-- Start --
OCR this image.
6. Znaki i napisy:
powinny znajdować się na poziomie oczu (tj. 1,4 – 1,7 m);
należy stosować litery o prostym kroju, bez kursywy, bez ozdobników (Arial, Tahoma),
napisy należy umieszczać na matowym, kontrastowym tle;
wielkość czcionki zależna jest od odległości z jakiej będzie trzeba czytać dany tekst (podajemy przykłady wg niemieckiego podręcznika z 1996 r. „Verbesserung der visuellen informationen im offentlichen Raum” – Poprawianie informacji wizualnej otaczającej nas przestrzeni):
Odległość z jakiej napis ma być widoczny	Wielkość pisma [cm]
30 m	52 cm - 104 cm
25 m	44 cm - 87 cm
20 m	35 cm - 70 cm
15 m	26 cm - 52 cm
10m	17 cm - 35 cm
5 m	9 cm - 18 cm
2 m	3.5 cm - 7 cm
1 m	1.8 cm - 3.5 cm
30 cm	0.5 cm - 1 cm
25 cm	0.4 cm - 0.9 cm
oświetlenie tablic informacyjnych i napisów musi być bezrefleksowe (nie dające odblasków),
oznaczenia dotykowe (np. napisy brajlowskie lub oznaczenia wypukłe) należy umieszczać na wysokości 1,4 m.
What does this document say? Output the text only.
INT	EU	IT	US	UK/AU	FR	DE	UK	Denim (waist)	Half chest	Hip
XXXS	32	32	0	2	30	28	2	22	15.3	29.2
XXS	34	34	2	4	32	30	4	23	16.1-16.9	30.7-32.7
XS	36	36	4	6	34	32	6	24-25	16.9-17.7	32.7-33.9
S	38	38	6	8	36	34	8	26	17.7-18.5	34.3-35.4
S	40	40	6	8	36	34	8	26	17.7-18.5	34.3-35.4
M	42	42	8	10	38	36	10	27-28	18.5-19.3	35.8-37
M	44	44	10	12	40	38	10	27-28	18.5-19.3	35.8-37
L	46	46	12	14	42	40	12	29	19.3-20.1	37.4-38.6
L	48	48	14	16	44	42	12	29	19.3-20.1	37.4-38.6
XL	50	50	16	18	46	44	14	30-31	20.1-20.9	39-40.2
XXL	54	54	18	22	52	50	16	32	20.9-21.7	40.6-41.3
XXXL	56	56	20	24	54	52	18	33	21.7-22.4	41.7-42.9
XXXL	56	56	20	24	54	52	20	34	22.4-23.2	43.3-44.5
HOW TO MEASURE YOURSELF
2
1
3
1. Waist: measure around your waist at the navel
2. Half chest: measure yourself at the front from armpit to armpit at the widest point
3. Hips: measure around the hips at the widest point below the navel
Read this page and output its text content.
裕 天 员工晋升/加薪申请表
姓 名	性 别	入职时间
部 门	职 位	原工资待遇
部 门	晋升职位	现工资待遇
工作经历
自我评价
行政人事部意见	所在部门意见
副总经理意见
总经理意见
-- End --
The records above should be restated word for word, please.

FULL ANSWER —
OCR this image.
6. Znaki i napisy:
powinny znajdować się na poziomie oczu (tj. 1,4 – 1,7 m);
należy stosować litery o prostym kroju, bez kursywy, bez ozdobników (Arial, Tahoma),
napisy należy umieszczać na matowym, kontrastowym tle;
wielkość czcionki zależna jest od odległości z jakiej będzie trzeba czytać dany tekst (podajemy przykłady wg niemieckiego podręcznika z 1996 r. „Verbesserung der visuellen informationen im offentlichen Raum” – Poprawianie informacji wizualnej otaczającej nas przestrzeni):
Odległość z jakiej napis ma być widoczny	Wielkość pisma [cm]
30 m	52 cm - 104 cm
25 m	44 cm - 87 cm
20 m	35 cm - 70 cm
15 m	26 cm - 52 cm
10m	17 cm - 35 cm
5 m	9 cm - 18 cm
2 m	3.5 cm - 7 cm
1 m	1.8 cm - 3.5 cm
30 cm	0.5 cm - 1 cm
25 cm	0.4 cm - 0.9 cm
oświetlenie tablic informacyjnych i napisów musi być bezrefleksowe (nie dające odblasków),
oznaczenia dotykowe (np. napisy brajlowskie lub oznaczenia wypukłe) należy umieszczać na wysokości 1,4 m.
What does this document say? Output the text only.
INT	EU	IT	US	UK/AU	FR	DE	UK	Denim (waist)	Half chest	Hip
XXXS	32	32	0	2	30	28	2	22	15.3	29.2
XXS	34	34	2	4	32	30	4	23	16.1-16.9	30.7-32.7
XS	36	36	4	6	34	32	6	24-25	16.9-17.7	32.7-33.9
S	38	38	6	8	36	34	8	26	17.7-18.5	34.3-35.4
S	40	40	6	8	36	34	8	26	17.7-18.5	34.3-35.4
M	42	42	8	10	38	36	10	27-28	18.5-19.3	35.8-37
M	44	44	10	12	40	38	10	27-28	18.5-19.3	35.8-37
L	46	46	12	14	42	40	12	29	19.3-20.1	37.4-38.6
L	48	48	14	16	44	42	12	29	19.3-20.1	37.4-38.6
XL	50	50	16	18	46	44	14	30-31	20.1-20.9	39-40.2
XXL	54	54	18	22	52	50	16	32	20.9-21.7	40.6-41.3
XXXL	56	56	20	24	54	52	18	33	21.7-22.4	41.7-42.9
XXXL	56	56	20	24	54	52	20	34	22.4-23.2	43.3-44.5
HOW TO MEASURE YOURSELF
2
1
3
1. Waist: measure around your waist at the navel
2. Half chest: measure yourself at the front from armpit to armpit at the widest point
3. Hips: measure around the hips at the widest point below the navel
Read this page and output its text content.
裕 天 员工晋升/加薪申请表
姓 名	性 别	入职时间
部 门	职 位	原工资待遇
部 门	晋升职位	现工资待遇
工作经历
自我评价
行政人事部意见	所在部门意见
副总经理意见
总经理意见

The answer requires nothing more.